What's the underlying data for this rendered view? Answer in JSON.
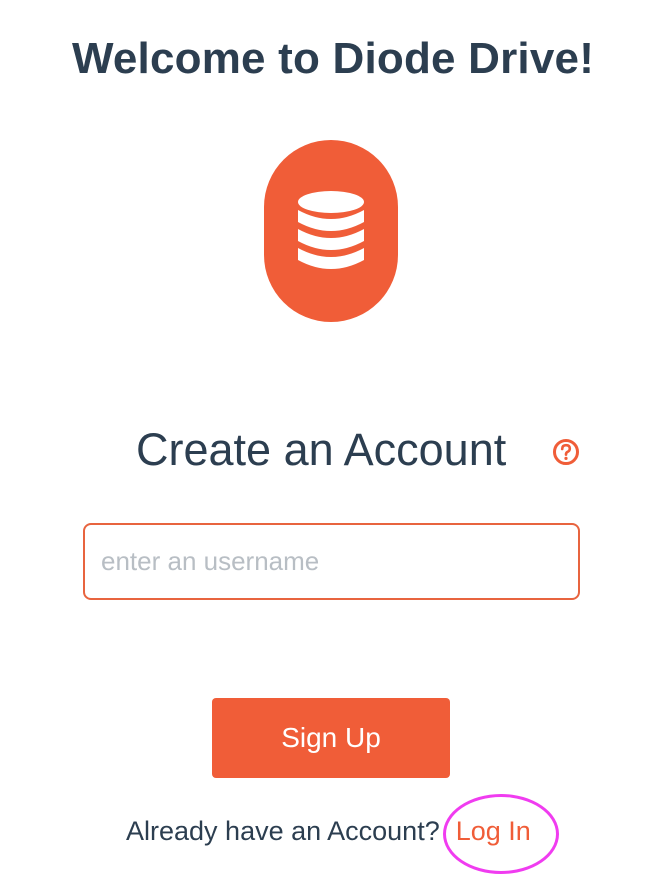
{
  "header": {
    "title": "Welcome to Diode Drive!"
  },
  "logo": {
    "icon": "database-icon",
    "color": "#f05d38"
  },
  "form": {
    "heading": "Create an Account",
    "help_icon": "question-circle-icon",
    "username_placeholder": "enter an username",
    "username_value": "",
    "submit_label": "Sign Up"
  },
  "footer": {
    "prompt": "Already have an Account?",
    "login_label": "Log In"
  },
  "colors": {
    "accent": "#f05d38",
    "text": "#2c3e50",
    "highlight": "#f03cf0"
  }
}
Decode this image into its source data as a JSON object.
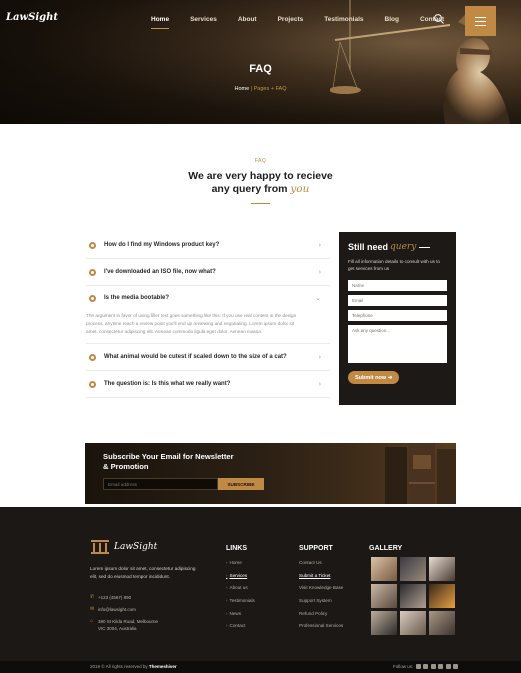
{
  "brand": {
    "name": "LawSight"
  },
  "nav": [
    {
      "label": "Home",
      "active": true
    },
    {
      "label": "Services"
    },
    {
      "label": "About"
    },
    {
      "label": "Projects"
    },
    {
      "label": "Testimonials"
    },
    {
      "label": "Blog"
    },
    {
      "label": "Contact"
    }
  ],
  "hero": {
    "title": "FAQ",
    "breadcrumb": {
      "home": "Home",
      "sep": "|",
      "current": "Pages + FAQ"
    }
  },
  "faq": {
    "kicker": "FAQ",
    "heading_line1": "We are very happy to recieve",
    "heading_line2_pre": "any query from",
    "heading_line2_accent": "you",
    "items": [
      {
        "question": "How do I find my Windows product key?",
        "open": false
      },
      {
        "question": "I've downloaded an ISO file, now what?",
        "open": false
      },
      {
        "question": "Is the media bootable?",
        "open": true,
        "answer": "The argument in favor of using filler text goes something like this: If you use real content in the design process, anytime reach a review point you'll end up reviewing and negotiating. Lorem ipsum dolor sit amet, consectetur adipiscing elit. Aenean commodo ligula eget dolor. Aenean massa."
      },
      {
        "question": "What animal would be cutest if scaled down to the size of a cat?",
        "open": false
      },
      {
        "question": "The question is: Is this what we really want?",
        "open": false
      }
    ]
  },
  "query_form": {
    "title_pre": "Still need",
    "title_accent": "query",
    "description": "Fill all information details to consult with us to get services from us",
    "name_placeholder": "Name",
    "email_placeholder": "Email",
    "phone_placeholder": "Telephone",
    "message_placeholder": "Ask any question...",
    "submit_label": "Submit now ➔"
  },
  "newsletter": {
    "title_line1": "Subscribe Your Email for Newsletter",
    "title_line2": "& Promotion",
    "email_placeholder": "Email address",
    "button_label": "SUBSCRIBE"
  },
  "footer": {
    "brand": "LawSight",
    "about": "Lorem ipsum dolor sit amet, consectetur adipiscing elit, sed do eiusmod tempor incididunt.",
    "phone": "+123 (4567) 890",
    "email": "info@lawsight.com",
    "address_line1": "380 St Kilda Road, Melbourne",
    "address_line2": "VIC 3004, Australia",
    "links_title": "LINKS",
    "links": [
      "Home",
      "Services",
      "About us",
      "Testimonials",
      "News",
      "Contact"
    ],
    "support_title": "SUPPORT",
    "support": [
      "Contact Us",
      "Submit a Ticket",
      "Visit Knowledge Base",
      "Support System",
      "Refund Policy",
      "Professional Services"
    ],
    "gallery_title": "GALLERY",
    "copyright_pre": "2019 © All rights reserved by",
    "copyright_brand": "Themeshiver",
    "follow_label": "Follow us:"
  },
  "colors": {
    "accent": "#c08a45",
    "dark": "#1b1816"
  },
  "icons": [
    "search-icon",
    "menu-icon",
    "scales-icon",
    "phone-icon",
    "mail-icon",
    "location-icon",
    "chevron-right-icon",
    "chevron-down-icon"
  ]
}
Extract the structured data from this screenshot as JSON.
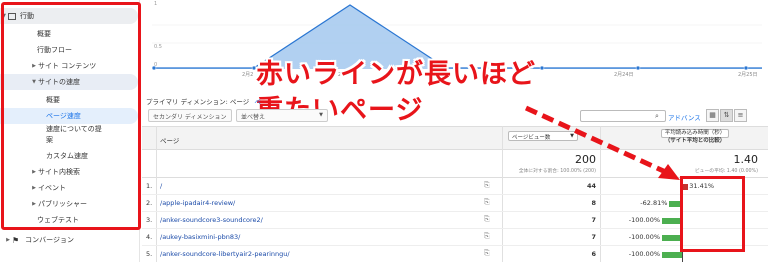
{
  "sidebar": {
    "section": "行動",
    "items": [
      {
        "label": "概要"
      },
      {
        "label": "行動フロー"
      },
      {
        "label": "サイト コンテンツ"
      },
      {
        "label": "サイトの速度"
      },
      {
        "label": "概要"
      },
      {
        "label": "ページ速度"
      },
      {
        "label": "速度についての提"
      },
      {
        "label": "案"
      },
      {
        "label": "カスタム速度"
      },
      {
        "label": "サイト内検索"
      },
      {
        "label": "イベント"
      },
      {
        "label": "パブリッシャー"
      },
      {
        "label": "ウェブテスト"
      }
    ],
    "conversion": "コンバージョン"
  },
  "chart": {
    "y_ticks": [
      "1",
      "0.5",
      "0"
    ],
    "x_labels": [
      "2月2",
      "2月2",
      "2月24日",
      "2月25日"
    ]
  },
  "annotation": {
    "line1": "赤いラインが長いほど",
    "line2": "重たいページ"
  },
  "toolbar": {
    "primary_dimension": "プライマリ ディメンション: ページ",
    "primary_more": "ペ",
    "secondary_dimension": "セカンダリ ディメンション",
    "sort_type": "並べ替え",
    "advanced": "アドバンス",
    "search_icon": "search-icon"
  },
  "table": {
    "header_page": "ページ",
    "header_metric1": "ページビュー数",
    "header_metric2_line1": "平均読み込み時間（秒）",
    "header_metric2_line2": "（サイト平均との比較）",
    "summary_value1": "200",
    "summary_sub1": "全体に対する割合: 100.00% (200)",
    "summary_value2": "1.40",
    "summary_sub2": "ビューの平均: 1.40 (0.00%)",
    "rows": [
      {
        "num": "1.",
        "page": "/",
        "views": "44",
        "pct": "31.41%",
        "positive": true,
        "ratio": 0.3141
      },
      {
        "num": "2.",
        "page": "/apple-ipadair4-review/",
        "views": "8",
        "pct": "-62.81%",
        "positive": false,
        "ratio": 0.6281
      },
      {
        "num": "3.",
        "page": "/anker-soundcore3-soundcore2/",
        "views": "7",
        "pct": "-100.00%",
        "positive": false,
        "ratio": 1.0
      },
      {
        "num": "4.",
        "page": "/aukey-basixmini-pbn83/",
        "views": "7",
        "pct": "-100.00%",
        "positive": false,
        "ratio": 1.0
      },
      {
        "num": "5.",
        "page": "/anker-soundcore-libertyair2-pearinngu/",
        "views": "6",
        "pct": "-100.00%",
        "positive": false,
        "ratio": 1.0
      }
    ]
  },
  "colors": {
    "annotation_red": "#e8141a",
    "positive_bar": "#c5332f",
    "negative_bar": "#4caf50",
    "link": "#1a4aa8",
    "chart_line": "#2a76d2",
    "chart_fill": "#a8cbef"
  }
}
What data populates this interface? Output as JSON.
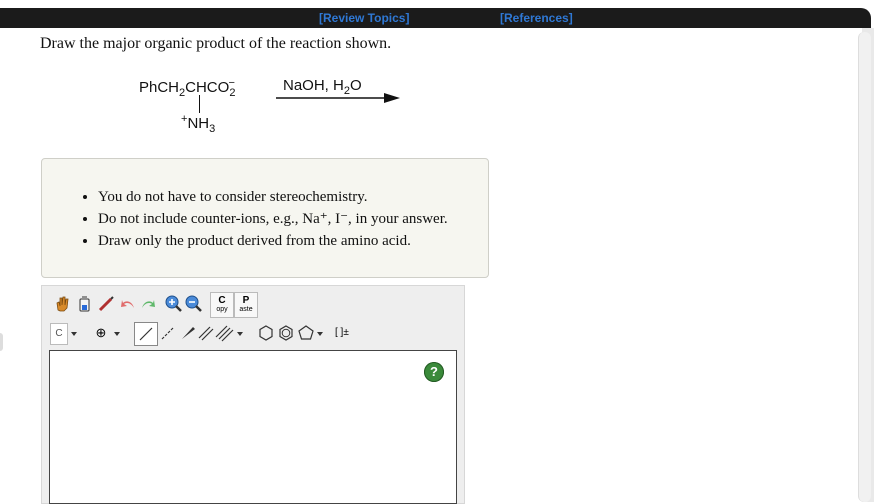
{
  "topbar": {
    "review_topics": "[Review Topics]",
    "references": "[References]"
  },
  "question": {
    "prompt": "Draw the major organic product of the reaction shown."
  },
  "reaction": {
    "reactant_main": "PhCH",
    "reactant_2": "2",
    "reactant_chco": "CHCO",
    "reactant_o_sub": "2",
    "reactant_minus": "−",
    "substituent_plus": "+",
    "substituent": "NH",
    "substituent_sub": "3",
    "reagent_main": "NaOH, H",
    "reagent_sub": "2",
    "reagent_end": "O"
  },
  "notes": {
    "items": [
      "You do not have to consider stereochemistry.",
      "Do not include counter-ions, e.g., Na⁺, I⁻, in your answer.",
      "Draw only the product derived from the amino acid."
    ]
  },
  "toolbar": {
    "copy_label_c": "C",
    "copy_label": "opy",
    "paste_label_p": "P",
    "paste_label": "aste",
    "element_label": "C",
    "charge_label": "⊕",
    "bracket_label": "[ ]±"
  },
  "help": {
    "label": "?"
  }
}
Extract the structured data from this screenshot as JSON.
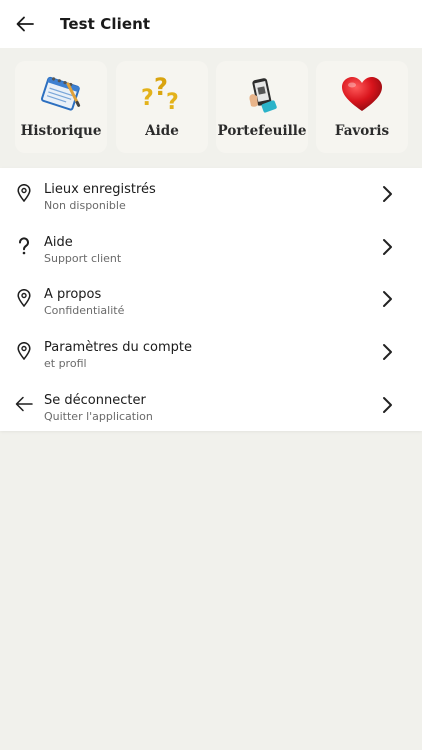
{
  "header": {
    "title": "Test Client",
    "back_icon": "arrow-left-icon"
  },
  "quick_links": [
    {
      "label": "Historique",
      "icon": "notepad-icon"
    },
    {
      "label": "Aide",
      "icon": "question-marks-icon"
    },
    {
      "label": "Portefeuille",
      "icon": "phone-wallet-icon"
    },
    {
      "label": "Favoris",
      "icon": "heart-icon"
    }
  ],
  "menu": [
    {
      "title": "Lieux enregistrés",
      "subtitle": "Non disponible",
      "icon": "location-pin-icon"
    },
    {
      "title": "Aide",
      "subtitle": "Support client",
      "icon": "question-mark-icon"
    },
    {
      "title": "A propos",
      "subtitle": "Confidentialité",
      "icon": "location-pin-icon"
    },
    {
      "title": "Paramètres du compte",
      "subtitle": "et profil",
      "icon": "location-pin-icon"
    },
    {
      "title": "Se déconnecter",
      "subtitle": "Quitter l'application",
      "icon": "arrow-left-icon"
    }
  ],
  "colors": {
    "page_bg": "#f1f1ec",
    "card_bg": "#ffffff",
    "heart": "#d8141c",
    "question": "#e3b21a"
  }
}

┄┄┄┄┄┄

### Your goal
From the data above, copy out every line with the string "arrow" in it.

### Finished answer
    "back_icon": "arrow-left-icon"
      "icon": "arrow-left-icon"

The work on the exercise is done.